Task to carry out.
How many lines in the records below hold the string "التهاب"? Answer with the number alone.

Record excerpts.
:::

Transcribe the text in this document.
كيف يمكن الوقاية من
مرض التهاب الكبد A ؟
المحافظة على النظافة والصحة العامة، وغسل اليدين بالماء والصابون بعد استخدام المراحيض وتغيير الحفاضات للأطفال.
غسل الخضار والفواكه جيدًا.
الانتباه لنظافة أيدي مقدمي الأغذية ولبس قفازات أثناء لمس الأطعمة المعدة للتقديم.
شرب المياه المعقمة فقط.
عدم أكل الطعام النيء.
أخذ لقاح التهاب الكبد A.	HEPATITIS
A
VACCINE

:::

Exercise answer.
2